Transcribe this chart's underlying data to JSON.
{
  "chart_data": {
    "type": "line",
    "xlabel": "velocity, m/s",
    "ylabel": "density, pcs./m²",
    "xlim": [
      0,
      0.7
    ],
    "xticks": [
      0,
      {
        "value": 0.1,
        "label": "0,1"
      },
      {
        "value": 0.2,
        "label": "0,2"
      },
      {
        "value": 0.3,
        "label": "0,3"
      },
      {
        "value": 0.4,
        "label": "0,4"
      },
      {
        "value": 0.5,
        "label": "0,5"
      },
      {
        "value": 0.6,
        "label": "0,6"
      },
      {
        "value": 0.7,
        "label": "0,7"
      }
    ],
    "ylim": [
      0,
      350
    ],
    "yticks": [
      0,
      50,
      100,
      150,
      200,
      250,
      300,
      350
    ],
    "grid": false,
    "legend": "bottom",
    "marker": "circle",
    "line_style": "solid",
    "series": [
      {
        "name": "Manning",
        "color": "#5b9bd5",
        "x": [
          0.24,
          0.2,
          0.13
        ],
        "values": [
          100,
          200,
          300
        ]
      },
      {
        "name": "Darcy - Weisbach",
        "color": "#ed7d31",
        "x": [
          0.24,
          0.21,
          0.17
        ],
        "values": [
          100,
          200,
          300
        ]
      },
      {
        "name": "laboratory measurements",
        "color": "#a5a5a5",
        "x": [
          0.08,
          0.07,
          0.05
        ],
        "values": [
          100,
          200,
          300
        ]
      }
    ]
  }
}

:::

- _Exercise instructions_: Which lines in the listing above hold the word "name"? Show each of them.

- _Answer to the exercise_:
        "name": "Manning",
        "name": "Darcy - Weisbach",
        "name": "laboratory measurements",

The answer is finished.